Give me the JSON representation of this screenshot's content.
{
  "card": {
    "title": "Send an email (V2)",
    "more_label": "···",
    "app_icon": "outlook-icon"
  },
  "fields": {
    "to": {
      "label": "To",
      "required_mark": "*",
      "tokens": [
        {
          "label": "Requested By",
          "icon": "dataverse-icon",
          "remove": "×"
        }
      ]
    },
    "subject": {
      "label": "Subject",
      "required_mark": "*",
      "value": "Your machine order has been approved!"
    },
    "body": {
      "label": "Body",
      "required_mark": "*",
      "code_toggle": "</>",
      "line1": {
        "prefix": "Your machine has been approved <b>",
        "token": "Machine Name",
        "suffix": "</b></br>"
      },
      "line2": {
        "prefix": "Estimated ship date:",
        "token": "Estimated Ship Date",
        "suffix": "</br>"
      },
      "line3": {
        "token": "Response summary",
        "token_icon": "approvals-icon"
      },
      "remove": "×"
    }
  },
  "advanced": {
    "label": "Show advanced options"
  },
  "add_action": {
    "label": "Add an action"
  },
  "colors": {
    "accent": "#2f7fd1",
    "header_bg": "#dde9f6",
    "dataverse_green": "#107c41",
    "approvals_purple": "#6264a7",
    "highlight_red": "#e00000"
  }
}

- Required work -
In the material above, how many lines hold the word "prefix"? Say only the number.

- Finished task -
2